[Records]
···
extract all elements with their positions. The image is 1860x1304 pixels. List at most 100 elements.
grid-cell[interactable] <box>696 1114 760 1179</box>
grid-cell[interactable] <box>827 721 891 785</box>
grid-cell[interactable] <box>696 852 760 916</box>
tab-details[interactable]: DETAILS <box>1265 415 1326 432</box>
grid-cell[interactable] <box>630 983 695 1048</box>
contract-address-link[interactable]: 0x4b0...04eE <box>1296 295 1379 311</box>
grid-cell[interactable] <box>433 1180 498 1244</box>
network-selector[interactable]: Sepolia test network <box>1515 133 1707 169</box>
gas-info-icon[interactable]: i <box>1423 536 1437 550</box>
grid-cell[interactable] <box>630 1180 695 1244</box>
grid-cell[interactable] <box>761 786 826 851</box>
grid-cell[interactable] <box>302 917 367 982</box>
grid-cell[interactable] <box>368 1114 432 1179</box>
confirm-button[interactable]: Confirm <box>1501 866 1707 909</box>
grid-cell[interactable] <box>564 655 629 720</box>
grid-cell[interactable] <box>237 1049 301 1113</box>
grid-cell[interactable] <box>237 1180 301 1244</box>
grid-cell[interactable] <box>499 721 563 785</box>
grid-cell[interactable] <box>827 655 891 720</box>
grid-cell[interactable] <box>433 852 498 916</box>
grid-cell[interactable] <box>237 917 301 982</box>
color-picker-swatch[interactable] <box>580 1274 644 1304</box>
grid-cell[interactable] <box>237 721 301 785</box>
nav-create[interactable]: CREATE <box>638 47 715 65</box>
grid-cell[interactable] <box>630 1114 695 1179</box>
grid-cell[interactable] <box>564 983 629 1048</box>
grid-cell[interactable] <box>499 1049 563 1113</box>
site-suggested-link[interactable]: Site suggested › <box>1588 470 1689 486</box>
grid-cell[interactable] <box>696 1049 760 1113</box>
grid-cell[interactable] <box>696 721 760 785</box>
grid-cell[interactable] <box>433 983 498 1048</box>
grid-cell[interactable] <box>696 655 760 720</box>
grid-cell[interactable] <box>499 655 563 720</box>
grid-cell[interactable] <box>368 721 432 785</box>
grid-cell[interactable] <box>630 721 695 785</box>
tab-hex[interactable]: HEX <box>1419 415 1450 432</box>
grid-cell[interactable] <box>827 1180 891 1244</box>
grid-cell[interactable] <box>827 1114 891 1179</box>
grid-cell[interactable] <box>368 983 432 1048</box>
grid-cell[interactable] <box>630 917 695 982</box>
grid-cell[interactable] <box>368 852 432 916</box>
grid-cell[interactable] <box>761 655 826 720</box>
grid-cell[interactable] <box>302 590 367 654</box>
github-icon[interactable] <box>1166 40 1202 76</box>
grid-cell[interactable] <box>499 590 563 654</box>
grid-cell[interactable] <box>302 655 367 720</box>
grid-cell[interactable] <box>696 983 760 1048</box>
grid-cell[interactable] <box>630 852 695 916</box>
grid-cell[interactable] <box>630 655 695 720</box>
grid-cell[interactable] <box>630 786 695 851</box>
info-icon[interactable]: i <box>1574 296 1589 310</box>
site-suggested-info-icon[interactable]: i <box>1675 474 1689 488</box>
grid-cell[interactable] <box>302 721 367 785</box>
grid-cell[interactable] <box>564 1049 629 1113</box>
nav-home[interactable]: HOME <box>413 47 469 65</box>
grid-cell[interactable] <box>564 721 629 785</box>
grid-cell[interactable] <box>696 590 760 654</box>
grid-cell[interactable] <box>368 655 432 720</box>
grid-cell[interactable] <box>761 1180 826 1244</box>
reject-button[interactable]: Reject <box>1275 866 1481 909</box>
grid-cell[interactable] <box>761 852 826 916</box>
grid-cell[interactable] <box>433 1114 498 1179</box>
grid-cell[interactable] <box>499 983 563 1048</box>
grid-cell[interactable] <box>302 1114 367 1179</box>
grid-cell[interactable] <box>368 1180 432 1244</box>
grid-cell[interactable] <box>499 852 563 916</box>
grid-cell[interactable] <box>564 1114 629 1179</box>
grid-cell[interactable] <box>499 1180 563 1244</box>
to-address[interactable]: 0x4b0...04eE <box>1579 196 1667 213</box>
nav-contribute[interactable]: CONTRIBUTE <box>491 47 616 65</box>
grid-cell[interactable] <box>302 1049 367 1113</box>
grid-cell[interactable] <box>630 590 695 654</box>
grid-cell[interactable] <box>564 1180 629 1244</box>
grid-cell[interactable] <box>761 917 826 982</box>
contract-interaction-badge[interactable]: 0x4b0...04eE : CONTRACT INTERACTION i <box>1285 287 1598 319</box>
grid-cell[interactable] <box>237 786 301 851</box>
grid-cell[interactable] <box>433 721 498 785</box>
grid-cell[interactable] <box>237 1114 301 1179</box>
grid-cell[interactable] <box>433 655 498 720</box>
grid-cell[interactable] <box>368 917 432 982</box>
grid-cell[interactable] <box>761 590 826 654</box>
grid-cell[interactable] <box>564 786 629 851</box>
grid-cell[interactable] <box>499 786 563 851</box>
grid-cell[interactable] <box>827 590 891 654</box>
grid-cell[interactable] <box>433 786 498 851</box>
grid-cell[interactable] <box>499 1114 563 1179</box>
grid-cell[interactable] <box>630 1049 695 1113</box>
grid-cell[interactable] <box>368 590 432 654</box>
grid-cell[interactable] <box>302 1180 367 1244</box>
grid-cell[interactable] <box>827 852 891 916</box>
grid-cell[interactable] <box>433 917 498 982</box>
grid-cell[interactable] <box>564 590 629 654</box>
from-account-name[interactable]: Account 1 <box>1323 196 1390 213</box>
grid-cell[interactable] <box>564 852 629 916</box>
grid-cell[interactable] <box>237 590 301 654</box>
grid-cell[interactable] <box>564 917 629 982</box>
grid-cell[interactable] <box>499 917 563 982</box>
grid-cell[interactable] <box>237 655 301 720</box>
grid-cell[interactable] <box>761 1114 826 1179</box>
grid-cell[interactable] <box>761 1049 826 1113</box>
···
* WHAT THIS TASK INVOLVES: Copy out everything from the first line down to the line containing "tab-details[interactable]: DETAILS <box>1265", keeping both of those lines.

* CORRECT RESULT:
extract all elements with their positions. The image is 1860x1304 pixels. List at most 100 elements.
grid-cell[interactable] <box>696 1114 760 1179</box>
grid-cell[interactable] <box>827 721 891 785</box>
grid-cell[interactable] <box>696 852 760 916</box>
tab-details[interactable]: DETAILS <box>1265 415 1326 432</box>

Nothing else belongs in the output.